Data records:

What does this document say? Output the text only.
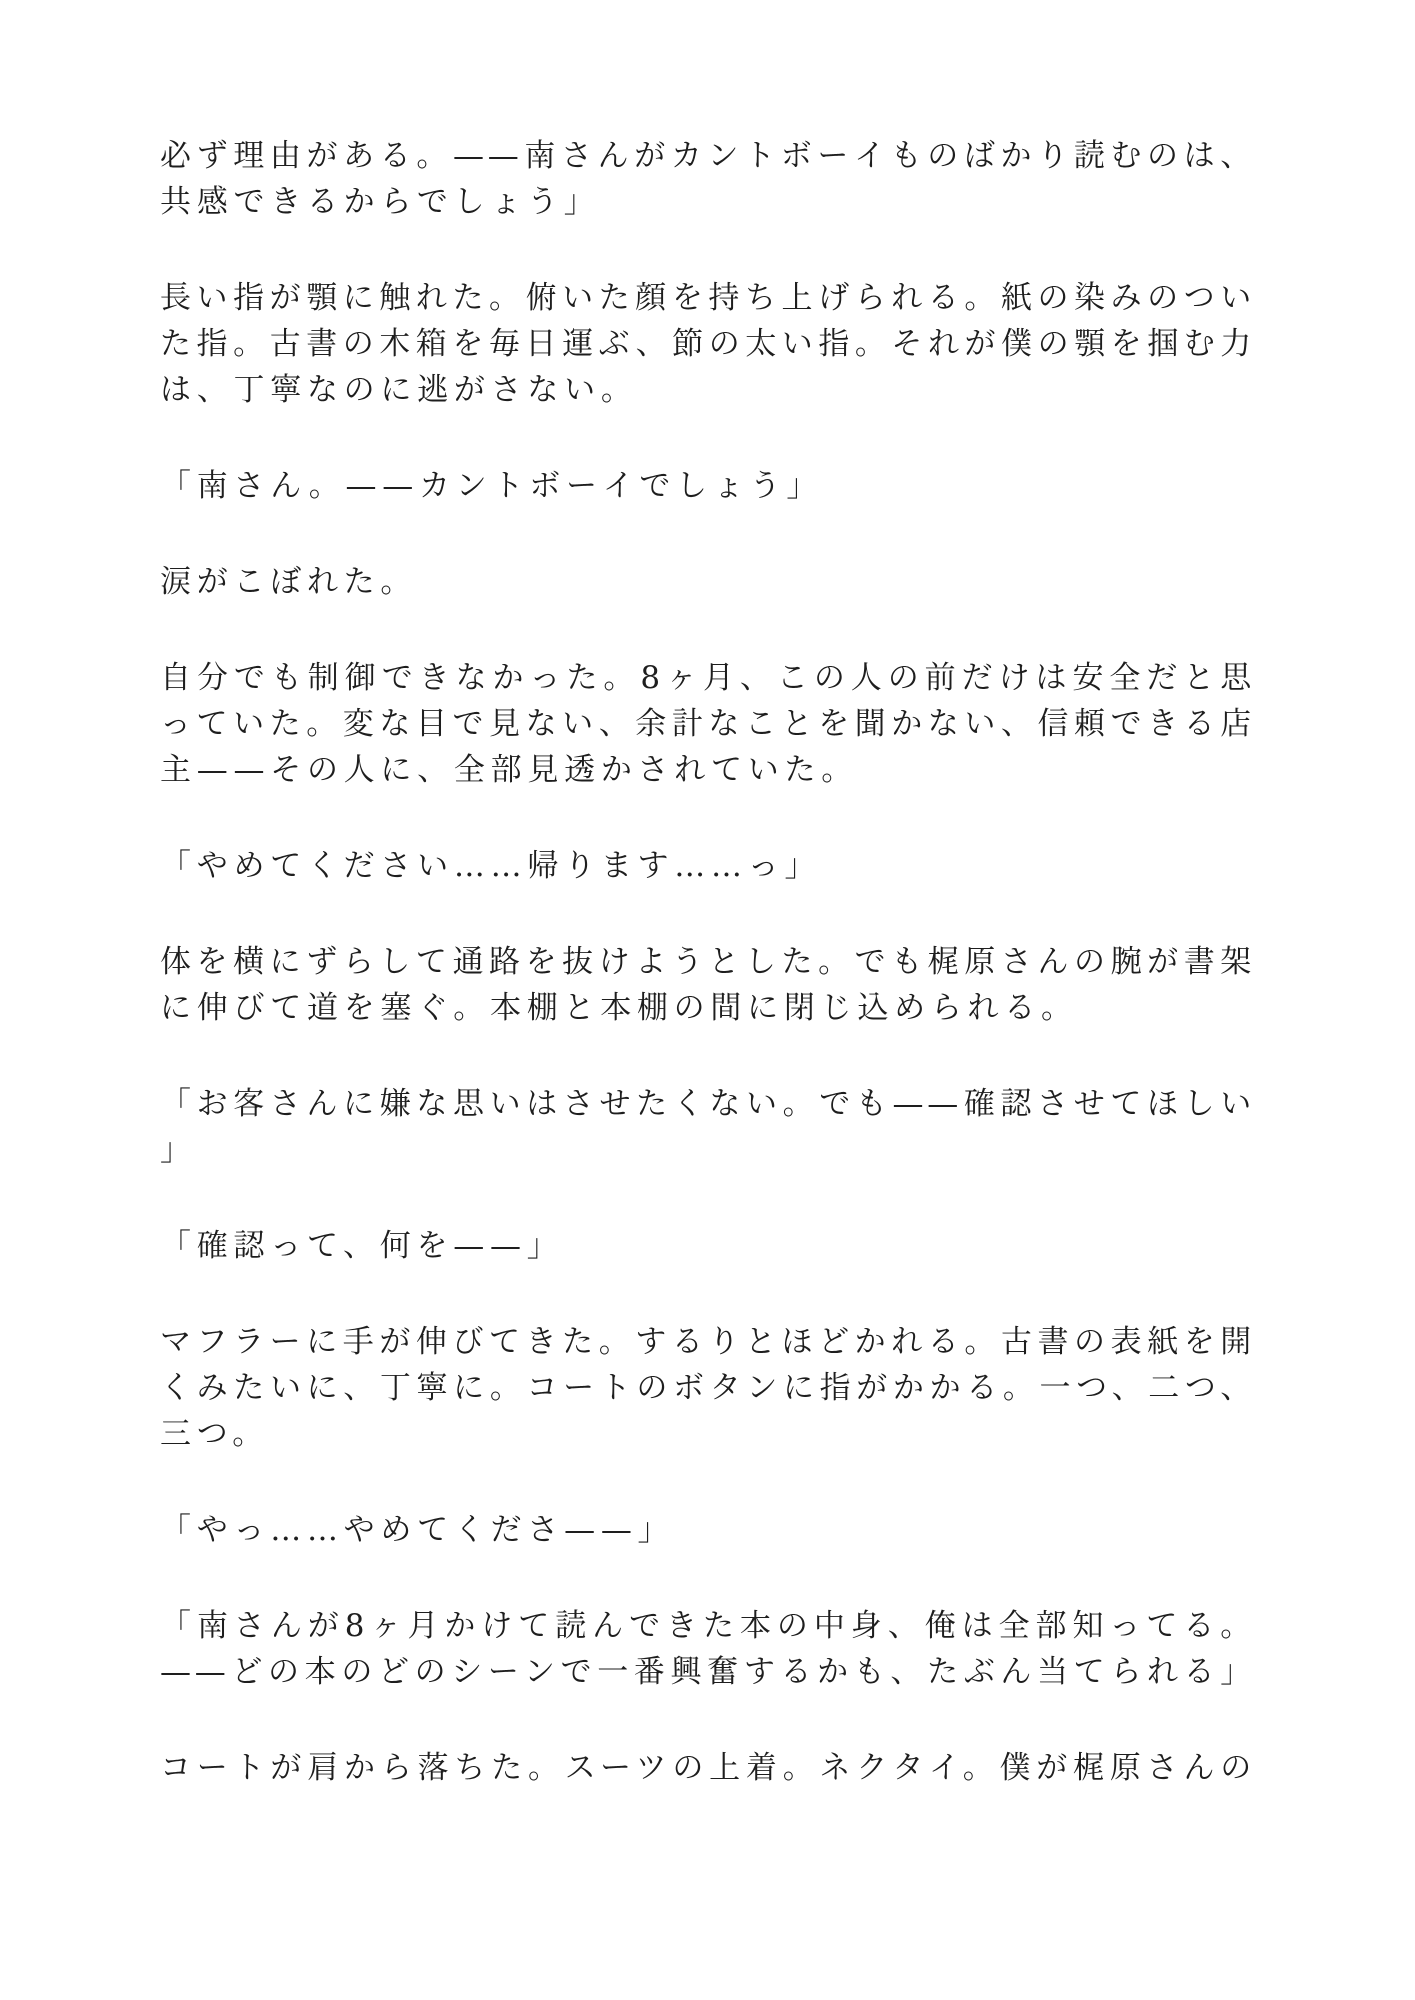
必ず理由がある。——南さんがカントボーイものばかり読むのは、
共感できるからでしょう」
長い指が顎に触れた。俯いた顔を持ち上げられる。紙の染みのつい
た指。古書の木箱を毎日運ぶ、節の太い指。それが僕の顎を掴む力
は、丁寧なのに逃がさない。
「南さん。——カントボーイでしょう」
涙がこぼれた。
自分でも制御できなかった。8ヶ月、この人の前だけは安全だと思
っていた。変な目で見ない、余計なことを聞かない、信頼できる店
主——その人に、全部見透かされていた。
「やめてください……帰ります……っ」
体を横にずらして通路を抜けようとした。でも梶原さんの腕が書架
に伸びて道を塞ぐ。本棚と本棚の間に閉じ込められる。
「お客さんに嫌な思いはさせたくない。でも——確認させてほしい
」
「確認って、何を——」
マフラーに手が伸びてきた。するりとほどかれる。古書の表紙を開
くみたいに、丁寧に。コートのボタンに指がかかる。一つ、二つ、
三つ。
「やっ……やめてくださ——」
「南さんが8ヶ月かけて読んできた本の中身、俺は全部知ってる。
——どの本のどのシーンで一番興奮するかも、たぶん当てられる」
コートが肩から落ちた。スーツの上着。ネクタイ。僕が梶原さんの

### Your task
Reproduce the entries exactly. Do not carry over any picture.

### Correct result
What does this document say? Output the text only.
必ず理由がある。——南さんがカントボーイものばかり読むのは、
共感できるからでしょう」
長い指が顎に触れた。俯いた顔を持ち上げられる。紙の染みのつい
た指。古書の木箱を毎日運ぶ、節の太い指。それが僕の顎を掴む力
は、丁寧なのに逃がさない。
「南さん。——カントボーイでしょう」
涙がこぼれた。
自分でも制御できなかった。8ヶ月、この人の前だけは安全だと思
っていた。変な目で見ない、余計なことを聞かない、信頼できる店
主——その人に、全部見透かされていた。
「やめてください……帰ります……っ」
体を横にずらして通路を抜けようとした。でも梶原さんの腕が書架
に伸びて道を塞ぐ。本棚と本棚の間に閉じ込められる。
「お客さんに嫌な思いはさせたくない。でも——確認させてほしい
」
「確認って、何を——」
マフラーに手が伸びてきた。するりとほどかれる。古書の表紙を開
くみたいに、丁寧に。コートのボタンに指がかかる。一つ、二つ、
三つ。
「やっ……やめてくださ——」
「南さんが8ヶ月かけて読んできた本の中身、俺は全部知ってる。
——どの本のどのシーンで一番興奮するかも、たぶん当てられる」
コートが肩から落ちた。スーツの上着。ネクタイ。僕が梶原さんの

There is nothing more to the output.